# Given request
Return the lines below that carry the word "this".
== == ==
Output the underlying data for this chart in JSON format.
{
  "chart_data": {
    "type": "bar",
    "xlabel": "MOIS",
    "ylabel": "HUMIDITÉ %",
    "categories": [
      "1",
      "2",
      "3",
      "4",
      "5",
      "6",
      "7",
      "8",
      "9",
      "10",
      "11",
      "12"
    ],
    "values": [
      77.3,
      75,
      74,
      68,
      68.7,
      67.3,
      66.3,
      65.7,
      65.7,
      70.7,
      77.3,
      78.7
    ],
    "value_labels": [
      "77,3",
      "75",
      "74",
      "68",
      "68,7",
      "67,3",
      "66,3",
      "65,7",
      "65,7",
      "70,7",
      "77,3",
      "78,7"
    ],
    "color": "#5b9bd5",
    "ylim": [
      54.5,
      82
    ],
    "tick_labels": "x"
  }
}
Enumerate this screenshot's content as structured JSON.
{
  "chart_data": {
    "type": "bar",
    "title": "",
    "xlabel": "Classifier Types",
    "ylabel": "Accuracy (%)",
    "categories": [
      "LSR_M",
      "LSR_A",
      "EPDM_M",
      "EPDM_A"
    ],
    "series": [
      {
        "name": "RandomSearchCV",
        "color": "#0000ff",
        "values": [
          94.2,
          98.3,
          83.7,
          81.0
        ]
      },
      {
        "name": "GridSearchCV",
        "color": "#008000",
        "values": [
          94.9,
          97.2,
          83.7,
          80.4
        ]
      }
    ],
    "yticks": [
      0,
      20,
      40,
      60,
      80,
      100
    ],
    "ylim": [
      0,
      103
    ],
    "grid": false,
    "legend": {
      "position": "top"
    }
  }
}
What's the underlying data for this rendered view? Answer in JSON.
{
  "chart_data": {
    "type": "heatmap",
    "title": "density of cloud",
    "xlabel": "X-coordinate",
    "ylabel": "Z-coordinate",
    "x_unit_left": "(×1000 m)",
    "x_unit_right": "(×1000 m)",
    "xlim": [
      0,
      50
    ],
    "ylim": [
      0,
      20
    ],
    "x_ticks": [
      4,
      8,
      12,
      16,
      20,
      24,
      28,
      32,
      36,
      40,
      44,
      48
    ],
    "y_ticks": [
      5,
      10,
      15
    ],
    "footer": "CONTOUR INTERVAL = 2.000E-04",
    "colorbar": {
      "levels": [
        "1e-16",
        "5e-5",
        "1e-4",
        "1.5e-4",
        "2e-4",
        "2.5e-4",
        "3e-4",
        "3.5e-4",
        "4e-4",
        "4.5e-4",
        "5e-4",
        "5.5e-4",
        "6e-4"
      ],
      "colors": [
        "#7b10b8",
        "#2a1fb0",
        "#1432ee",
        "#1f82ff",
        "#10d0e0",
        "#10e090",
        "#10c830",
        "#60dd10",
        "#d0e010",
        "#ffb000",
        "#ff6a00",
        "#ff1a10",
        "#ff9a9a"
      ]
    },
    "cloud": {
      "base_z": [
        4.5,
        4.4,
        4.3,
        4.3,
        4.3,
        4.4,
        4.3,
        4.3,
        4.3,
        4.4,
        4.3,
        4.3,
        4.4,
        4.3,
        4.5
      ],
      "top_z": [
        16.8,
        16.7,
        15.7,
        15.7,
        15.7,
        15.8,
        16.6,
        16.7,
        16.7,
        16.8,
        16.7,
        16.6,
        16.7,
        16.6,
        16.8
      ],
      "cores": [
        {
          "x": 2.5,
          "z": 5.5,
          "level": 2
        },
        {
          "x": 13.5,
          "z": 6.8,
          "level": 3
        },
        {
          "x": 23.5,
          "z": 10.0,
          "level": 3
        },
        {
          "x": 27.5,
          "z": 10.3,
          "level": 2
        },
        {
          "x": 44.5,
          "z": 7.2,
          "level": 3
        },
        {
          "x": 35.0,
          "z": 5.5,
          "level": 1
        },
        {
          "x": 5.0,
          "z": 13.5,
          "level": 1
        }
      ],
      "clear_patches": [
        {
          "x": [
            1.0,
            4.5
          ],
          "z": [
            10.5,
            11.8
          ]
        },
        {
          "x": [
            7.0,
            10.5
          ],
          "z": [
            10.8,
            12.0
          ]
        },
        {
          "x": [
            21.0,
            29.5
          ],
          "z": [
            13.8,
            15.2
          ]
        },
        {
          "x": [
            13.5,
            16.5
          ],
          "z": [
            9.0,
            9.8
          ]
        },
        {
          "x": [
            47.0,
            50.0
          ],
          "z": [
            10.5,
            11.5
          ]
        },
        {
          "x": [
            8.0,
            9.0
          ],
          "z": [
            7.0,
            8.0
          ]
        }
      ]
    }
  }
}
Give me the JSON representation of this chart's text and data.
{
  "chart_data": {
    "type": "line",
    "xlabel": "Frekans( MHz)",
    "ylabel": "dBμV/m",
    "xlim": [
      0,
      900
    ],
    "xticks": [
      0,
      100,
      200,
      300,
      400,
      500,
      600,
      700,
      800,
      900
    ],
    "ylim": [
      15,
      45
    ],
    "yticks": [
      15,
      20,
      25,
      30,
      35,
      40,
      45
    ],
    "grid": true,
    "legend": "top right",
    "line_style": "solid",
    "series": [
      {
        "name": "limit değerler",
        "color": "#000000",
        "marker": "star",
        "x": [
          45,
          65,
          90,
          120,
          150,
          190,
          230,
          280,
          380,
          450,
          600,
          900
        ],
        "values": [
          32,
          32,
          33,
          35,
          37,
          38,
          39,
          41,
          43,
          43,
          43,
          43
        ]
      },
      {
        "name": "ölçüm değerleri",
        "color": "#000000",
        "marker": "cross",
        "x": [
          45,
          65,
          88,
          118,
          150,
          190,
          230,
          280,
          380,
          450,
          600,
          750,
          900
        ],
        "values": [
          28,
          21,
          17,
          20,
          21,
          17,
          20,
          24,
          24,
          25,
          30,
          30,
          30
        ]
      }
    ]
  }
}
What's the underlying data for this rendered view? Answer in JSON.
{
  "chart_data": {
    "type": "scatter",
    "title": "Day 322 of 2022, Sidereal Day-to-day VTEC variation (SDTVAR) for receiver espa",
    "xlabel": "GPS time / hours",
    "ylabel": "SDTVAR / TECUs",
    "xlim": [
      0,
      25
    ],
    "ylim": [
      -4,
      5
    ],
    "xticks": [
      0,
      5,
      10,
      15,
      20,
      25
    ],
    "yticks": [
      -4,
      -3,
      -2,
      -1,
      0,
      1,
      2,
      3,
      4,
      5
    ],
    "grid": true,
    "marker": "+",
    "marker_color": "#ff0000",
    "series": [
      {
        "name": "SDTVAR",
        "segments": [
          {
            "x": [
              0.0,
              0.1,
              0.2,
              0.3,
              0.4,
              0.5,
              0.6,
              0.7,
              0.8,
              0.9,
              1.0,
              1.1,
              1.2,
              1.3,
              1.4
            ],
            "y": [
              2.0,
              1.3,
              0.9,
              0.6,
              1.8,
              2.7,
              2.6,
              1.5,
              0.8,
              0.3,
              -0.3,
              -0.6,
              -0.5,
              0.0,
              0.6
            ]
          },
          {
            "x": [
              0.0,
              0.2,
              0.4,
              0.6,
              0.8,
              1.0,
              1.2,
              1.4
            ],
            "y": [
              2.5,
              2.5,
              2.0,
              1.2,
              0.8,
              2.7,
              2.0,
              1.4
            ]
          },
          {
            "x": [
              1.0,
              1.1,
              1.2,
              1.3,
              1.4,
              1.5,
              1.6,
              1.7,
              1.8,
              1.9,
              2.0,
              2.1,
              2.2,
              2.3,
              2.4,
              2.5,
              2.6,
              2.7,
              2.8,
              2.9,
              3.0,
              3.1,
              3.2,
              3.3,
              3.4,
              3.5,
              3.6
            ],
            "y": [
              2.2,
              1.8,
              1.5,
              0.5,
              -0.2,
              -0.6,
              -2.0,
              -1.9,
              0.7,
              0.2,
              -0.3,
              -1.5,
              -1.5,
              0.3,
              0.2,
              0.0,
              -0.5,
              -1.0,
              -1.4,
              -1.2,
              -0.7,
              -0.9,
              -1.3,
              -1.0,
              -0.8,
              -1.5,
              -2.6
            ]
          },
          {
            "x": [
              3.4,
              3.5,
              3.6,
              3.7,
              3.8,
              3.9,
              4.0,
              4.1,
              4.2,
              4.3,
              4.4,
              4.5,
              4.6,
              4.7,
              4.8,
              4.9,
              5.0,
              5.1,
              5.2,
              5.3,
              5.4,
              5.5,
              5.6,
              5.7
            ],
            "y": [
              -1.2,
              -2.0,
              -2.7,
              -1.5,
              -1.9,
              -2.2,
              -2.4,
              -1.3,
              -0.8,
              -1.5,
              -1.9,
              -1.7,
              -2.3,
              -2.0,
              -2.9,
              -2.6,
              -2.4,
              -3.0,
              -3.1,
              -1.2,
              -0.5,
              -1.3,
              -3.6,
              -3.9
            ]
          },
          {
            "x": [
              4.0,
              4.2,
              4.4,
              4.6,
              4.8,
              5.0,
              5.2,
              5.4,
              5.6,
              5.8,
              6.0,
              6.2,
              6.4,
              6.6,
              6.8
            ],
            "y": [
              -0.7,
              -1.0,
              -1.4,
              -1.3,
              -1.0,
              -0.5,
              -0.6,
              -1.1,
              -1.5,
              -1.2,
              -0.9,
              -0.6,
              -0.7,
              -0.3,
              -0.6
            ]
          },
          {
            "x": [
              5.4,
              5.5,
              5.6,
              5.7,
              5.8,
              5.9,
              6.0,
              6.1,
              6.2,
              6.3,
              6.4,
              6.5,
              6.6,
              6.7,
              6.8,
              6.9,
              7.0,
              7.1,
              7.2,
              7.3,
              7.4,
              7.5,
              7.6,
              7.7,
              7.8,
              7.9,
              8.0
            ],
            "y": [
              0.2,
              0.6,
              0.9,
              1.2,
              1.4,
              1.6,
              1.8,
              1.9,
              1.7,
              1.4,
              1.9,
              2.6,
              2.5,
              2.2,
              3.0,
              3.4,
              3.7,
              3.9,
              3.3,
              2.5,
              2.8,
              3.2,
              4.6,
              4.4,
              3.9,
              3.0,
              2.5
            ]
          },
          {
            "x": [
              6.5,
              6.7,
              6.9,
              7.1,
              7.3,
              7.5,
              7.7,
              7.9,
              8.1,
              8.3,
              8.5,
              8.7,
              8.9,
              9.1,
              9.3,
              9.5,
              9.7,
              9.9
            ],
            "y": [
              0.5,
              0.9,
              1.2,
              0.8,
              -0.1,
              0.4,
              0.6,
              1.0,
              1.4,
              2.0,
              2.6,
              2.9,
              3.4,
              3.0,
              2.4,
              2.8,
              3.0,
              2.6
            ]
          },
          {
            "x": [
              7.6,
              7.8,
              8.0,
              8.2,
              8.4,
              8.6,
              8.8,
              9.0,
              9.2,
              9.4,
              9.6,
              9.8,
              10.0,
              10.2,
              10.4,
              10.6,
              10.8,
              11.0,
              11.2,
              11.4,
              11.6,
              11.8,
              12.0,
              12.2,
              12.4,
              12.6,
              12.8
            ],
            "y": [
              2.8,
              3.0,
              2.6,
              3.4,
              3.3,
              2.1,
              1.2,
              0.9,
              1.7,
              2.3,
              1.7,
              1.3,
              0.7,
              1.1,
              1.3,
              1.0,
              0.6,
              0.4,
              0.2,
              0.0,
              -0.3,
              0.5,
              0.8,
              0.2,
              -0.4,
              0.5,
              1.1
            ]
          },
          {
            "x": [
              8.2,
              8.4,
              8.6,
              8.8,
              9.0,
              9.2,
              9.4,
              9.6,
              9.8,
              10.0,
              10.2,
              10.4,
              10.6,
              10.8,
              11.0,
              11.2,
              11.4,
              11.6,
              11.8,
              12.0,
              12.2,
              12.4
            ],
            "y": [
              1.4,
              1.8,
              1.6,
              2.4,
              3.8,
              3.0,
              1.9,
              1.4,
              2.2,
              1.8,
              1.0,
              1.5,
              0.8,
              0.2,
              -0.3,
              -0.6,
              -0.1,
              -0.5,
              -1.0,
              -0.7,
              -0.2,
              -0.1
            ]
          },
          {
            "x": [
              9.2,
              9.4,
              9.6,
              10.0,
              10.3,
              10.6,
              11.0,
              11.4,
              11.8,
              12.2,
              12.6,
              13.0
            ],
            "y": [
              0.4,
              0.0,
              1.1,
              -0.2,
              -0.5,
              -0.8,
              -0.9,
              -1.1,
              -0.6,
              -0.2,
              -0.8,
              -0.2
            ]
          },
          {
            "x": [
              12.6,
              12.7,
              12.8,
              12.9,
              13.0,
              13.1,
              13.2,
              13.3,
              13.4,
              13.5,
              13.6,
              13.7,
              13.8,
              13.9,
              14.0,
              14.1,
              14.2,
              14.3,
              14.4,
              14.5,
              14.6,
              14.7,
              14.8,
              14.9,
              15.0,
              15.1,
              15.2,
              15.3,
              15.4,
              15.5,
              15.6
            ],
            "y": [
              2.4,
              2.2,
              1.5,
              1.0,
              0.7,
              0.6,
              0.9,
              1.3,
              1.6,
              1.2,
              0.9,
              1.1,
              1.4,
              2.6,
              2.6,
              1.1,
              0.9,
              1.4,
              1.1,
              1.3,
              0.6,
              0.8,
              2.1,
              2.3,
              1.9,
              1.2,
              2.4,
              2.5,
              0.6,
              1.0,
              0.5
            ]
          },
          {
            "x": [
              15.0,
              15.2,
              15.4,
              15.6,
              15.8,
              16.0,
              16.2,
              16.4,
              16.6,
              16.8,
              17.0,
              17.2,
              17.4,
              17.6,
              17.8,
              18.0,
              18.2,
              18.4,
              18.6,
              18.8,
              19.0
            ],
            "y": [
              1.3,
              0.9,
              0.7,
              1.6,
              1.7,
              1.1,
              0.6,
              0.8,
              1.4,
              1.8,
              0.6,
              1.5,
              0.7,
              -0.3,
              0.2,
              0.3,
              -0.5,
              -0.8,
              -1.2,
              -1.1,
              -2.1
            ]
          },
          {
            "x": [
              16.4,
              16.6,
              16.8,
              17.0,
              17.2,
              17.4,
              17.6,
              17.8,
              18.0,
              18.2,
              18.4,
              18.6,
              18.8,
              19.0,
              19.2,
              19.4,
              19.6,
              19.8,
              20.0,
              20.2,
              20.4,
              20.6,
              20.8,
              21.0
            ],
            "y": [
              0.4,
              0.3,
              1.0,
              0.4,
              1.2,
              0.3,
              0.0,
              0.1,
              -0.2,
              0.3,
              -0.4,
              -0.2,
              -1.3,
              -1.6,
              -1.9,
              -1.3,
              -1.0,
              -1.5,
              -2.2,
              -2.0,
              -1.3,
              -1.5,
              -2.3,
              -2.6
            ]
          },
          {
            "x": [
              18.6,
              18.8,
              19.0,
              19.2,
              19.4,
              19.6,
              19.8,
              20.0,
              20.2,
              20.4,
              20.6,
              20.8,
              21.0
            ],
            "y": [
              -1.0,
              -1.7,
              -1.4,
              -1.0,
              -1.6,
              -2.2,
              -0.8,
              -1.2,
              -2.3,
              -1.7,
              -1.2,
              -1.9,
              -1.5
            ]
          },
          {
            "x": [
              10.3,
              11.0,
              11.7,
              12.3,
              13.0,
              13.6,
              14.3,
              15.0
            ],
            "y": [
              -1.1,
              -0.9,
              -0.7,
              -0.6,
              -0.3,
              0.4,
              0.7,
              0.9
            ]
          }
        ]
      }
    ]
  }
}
== == ==
# Expected answer
Output the underlying data for this chart in JSON format.
Enumerate this screenshot's content as structured JSON.
What's the underlying data for this rendered view? Answer in JSON.
Give me the JSON representation of this chart's text and data.
What's the underlying data for this rendered view? Answer in JSON.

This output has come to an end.